**任务目标**
将记录从第一行起，一直到含有“legend-tick-label: 1.5: [1244, 1316, 1276, 1341]”的那一行为止（首尾两行均包括在内），整理成编号列表，空行不计入。

(带标注的区域列表)
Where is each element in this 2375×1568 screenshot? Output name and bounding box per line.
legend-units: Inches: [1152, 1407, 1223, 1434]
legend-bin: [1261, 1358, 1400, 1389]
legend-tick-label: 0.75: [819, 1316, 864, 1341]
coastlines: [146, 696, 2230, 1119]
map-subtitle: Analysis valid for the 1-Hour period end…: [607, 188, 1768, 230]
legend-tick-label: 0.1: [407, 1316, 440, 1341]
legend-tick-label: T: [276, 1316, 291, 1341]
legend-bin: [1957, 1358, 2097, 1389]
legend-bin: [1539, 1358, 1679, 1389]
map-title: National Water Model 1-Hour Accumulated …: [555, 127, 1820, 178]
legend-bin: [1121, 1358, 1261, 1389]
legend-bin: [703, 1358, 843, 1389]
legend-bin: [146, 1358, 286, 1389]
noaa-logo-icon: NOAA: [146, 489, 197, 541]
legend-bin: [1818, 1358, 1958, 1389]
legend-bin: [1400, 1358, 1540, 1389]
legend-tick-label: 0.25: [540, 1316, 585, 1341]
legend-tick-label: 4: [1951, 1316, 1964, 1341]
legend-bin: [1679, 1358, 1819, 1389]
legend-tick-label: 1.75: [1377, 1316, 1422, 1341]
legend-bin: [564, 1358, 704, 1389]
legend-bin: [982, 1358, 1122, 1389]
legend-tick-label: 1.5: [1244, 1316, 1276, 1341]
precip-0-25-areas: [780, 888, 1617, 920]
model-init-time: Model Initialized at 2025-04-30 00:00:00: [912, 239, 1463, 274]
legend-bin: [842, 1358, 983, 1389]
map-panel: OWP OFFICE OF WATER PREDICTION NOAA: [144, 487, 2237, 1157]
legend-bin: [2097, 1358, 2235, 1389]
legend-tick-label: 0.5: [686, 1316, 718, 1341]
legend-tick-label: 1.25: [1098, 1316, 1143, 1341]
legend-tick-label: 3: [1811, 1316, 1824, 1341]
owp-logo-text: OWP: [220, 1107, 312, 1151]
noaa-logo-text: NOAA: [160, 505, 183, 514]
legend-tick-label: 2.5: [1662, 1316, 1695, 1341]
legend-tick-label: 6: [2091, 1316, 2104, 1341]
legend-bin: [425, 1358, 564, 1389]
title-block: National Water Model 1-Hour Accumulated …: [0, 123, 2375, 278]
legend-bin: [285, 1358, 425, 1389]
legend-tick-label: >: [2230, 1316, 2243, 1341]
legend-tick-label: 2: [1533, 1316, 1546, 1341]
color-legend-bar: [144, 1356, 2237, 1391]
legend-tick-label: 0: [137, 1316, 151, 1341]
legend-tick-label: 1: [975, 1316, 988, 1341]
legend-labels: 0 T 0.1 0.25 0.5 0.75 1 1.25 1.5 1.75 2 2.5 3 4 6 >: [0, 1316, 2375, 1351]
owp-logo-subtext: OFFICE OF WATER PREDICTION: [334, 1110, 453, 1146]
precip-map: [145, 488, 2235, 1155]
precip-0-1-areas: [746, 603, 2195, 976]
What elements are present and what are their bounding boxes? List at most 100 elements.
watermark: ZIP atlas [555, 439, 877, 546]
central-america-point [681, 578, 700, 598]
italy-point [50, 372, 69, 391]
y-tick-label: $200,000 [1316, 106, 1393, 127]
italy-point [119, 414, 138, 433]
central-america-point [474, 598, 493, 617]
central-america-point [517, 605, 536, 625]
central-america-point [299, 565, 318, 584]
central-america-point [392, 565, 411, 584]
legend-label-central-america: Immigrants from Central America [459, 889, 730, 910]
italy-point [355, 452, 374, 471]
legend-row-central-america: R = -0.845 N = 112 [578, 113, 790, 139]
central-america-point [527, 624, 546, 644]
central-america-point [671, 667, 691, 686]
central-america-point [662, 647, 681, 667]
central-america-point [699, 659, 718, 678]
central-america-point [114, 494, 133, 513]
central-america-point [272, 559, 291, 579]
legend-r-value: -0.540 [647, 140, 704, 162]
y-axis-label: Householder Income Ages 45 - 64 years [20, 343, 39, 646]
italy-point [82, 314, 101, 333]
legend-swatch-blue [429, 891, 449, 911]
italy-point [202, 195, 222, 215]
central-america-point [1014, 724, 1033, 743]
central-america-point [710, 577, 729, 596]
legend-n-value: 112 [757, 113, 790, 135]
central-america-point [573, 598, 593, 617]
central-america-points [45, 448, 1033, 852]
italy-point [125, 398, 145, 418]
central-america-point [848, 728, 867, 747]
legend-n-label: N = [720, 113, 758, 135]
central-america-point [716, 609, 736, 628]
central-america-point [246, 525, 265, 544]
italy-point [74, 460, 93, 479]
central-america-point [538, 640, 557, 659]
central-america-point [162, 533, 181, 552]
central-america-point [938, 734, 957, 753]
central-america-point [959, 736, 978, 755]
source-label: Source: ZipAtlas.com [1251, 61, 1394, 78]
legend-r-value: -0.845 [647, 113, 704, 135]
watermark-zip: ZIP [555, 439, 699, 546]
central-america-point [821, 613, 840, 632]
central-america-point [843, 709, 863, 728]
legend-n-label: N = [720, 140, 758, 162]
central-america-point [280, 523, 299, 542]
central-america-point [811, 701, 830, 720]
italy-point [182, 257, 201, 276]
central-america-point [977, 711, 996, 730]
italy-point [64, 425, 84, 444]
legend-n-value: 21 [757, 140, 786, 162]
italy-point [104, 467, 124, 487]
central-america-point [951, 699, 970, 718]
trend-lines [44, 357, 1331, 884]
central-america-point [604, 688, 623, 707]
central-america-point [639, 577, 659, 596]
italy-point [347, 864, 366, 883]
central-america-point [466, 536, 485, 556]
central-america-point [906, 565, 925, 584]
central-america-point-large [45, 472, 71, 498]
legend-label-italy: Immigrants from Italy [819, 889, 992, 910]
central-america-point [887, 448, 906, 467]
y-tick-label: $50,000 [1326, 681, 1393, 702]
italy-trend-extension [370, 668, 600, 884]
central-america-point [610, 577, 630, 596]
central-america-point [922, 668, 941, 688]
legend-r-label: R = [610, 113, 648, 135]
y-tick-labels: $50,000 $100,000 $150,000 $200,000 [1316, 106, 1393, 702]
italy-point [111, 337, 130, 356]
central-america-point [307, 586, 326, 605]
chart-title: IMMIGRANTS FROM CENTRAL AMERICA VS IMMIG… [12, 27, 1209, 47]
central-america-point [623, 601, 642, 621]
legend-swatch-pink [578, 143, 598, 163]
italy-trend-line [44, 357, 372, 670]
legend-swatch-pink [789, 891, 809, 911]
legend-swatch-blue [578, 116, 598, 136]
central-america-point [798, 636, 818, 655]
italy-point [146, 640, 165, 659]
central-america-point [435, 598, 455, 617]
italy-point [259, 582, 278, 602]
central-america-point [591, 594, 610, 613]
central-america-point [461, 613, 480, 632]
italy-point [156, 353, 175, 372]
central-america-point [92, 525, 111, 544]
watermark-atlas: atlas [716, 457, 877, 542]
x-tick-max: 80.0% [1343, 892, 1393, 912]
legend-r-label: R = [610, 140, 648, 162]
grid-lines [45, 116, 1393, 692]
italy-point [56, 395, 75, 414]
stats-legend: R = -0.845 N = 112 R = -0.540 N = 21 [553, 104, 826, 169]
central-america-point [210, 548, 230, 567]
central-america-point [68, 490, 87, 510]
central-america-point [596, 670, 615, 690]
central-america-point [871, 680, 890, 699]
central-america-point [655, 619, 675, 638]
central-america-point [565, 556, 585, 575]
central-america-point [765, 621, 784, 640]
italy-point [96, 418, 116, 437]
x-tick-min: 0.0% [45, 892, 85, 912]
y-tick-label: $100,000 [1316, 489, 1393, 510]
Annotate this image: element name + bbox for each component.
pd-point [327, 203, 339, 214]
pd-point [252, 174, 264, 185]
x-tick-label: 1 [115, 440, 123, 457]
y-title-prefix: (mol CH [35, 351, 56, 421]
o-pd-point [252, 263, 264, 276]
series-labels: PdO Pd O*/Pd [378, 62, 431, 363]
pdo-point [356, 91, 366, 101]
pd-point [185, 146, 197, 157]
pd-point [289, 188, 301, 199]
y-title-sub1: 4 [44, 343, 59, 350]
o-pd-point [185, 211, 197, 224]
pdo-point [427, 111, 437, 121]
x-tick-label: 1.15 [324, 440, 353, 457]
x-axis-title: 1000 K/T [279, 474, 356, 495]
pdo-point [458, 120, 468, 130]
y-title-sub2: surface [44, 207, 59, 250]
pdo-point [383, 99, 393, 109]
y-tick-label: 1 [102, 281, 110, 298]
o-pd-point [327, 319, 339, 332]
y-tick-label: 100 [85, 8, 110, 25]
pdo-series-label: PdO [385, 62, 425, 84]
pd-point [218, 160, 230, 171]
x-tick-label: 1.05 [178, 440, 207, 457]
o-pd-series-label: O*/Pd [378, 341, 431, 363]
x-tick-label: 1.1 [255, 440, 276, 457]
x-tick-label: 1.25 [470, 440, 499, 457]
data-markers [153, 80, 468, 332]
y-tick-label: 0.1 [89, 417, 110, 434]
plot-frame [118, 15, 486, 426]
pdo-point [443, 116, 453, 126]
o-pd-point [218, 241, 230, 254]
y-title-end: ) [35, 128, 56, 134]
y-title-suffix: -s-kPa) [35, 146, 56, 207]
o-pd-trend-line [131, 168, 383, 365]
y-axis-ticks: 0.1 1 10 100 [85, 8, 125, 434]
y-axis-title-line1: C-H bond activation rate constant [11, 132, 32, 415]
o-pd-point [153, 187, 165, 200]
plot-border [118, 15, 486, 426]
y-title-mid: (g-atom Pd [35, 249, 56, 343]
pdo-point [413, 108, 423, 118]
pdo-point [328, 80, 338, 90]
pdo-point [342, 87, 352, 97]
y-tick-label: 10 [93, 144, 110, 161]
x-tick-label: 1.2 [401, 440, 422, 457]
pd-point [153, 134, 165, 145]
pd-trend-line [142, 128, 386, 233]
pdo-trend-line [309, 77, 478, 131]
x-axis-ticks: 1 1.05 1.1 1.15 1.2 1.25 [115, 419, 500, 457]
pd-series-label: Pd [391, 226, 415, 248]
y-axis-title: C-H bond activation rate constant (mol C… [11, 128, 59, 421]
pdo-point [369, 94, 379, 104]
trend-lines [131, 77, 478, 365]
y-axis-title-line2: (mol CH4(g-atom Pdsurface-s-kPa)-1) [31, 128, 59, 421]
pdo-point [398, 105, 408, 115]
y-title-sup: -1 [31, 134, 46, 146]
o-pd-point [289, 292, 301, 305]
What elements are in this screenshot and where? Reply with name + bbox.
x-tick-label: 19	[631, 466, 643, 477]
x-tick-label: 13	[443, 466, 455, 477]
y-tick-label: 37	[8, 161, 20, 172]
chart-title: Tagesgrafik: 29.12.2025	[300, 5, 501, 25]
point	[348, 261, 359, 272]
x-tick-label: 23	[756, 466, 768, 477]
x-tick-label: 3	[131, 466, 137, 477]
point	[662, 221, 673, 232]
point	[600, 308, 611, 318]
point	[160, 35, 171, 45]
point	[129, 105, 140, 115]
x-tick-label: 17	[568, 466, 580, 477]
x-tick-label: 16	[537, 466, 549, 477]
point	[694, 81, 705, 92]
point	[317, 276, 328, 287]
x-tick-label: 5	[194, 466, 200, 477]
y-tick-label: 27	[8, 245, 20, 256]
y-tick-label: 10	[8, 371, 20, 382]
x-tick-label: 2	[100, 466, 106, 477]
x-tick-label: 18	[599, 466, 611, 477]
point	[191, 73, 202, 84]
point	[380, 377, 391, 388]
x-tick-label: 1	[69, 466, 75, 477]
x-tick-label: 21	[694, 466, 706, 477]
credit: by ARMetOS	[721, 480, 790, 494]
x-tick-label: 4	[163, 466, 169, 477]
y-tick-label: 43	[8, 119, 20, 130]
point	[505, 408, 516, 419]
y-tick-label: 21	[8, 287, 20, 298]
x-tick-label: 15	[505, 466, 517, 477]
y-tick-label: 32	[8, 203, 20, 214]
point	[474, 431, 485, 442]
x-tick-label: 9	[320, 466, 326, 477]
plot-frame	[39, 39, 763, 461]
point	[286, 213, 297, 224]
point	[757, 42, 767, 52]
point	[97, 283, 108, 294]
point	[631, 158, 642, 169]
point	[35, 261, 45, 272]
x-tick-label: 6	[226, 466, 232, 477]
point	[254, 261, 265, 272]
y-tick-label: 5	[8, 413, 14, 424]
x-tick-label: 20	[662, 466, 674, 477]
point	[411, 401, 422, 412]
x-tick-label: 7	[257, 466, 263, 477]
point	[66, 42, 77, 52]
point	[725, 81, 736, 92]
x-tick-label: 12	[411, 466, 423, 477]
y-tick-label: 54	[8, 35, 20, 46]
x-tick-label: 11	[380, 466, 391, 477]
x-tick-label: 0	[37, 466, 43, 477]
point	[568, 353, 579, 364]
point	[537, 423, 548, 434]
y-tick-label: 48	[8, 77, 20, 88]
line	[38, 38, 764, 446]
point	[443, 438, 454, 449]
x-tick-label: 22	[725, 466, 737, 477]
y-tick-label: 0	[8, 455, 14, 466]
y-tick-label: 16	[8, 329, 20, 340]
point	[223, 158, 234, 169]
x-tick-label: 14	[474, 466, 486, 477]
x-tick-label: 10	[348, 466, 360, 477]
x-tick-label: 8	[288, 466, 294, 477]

**本题答案**
1. Where is each element in this 2375×1568 screenshot? Output name and bounding box per line.
2. legend-units: Inches: [1152, 1407, 1223, 1434]
3. legend-bin: [1261, 1358, 1400, 1389]
4. legend-tick-label: 0.75: [819, 1316, 864, 1341]
5. coastlines: [146, 696, 2230, 1119]
6. map-subtitle: Analysis valid for the 1-Hour period end…: [607, 188, 1768, 230]
7. legend-tick-label: 0.1: [407, 1316, 440, 1341]
8. legend-tick-label: T: [276, 1316, 291, 1341]
9. legend-bin: [1957, 1358, 2097, 1389]
10. legend-bin: [1539, 1358, 1679, 1389]
11. map-title: National Water Model 1-Hour Accumulated …: [555, 127, 1820, 178]
12. legend-bin: [1121, 1358, 1261, 1389]
13. legend-bin: [703, 1358, 843, 1389]
14. legend-bin: [146, 1358, 286, 1389]
15. noaa-logo-icon: NOAA: [146, 489, 197, 541]
16. legend-bin: [1818, 1358, 1958, 1389]
17. legend-bin: [1400, 1358, 1540, 1389]
18. legend-tick-label: 0.25: [540, 1316, 585, 1341]
19. legend-tick-label: 4: [1951, 1316, 1964, 1341]
20. legend-bin: [1679, 1358, 1819, 1389]
21. legend-tick-label: 1.75: [1377, 1316, 1422, 1341]
22. legend-bin: [564, 1358, 704, 1389]
23. legend-bin: [982, 1358, 1122, 1389]
24. legend-tick-label: 1.5: [1244, 1316, 1276, 1341]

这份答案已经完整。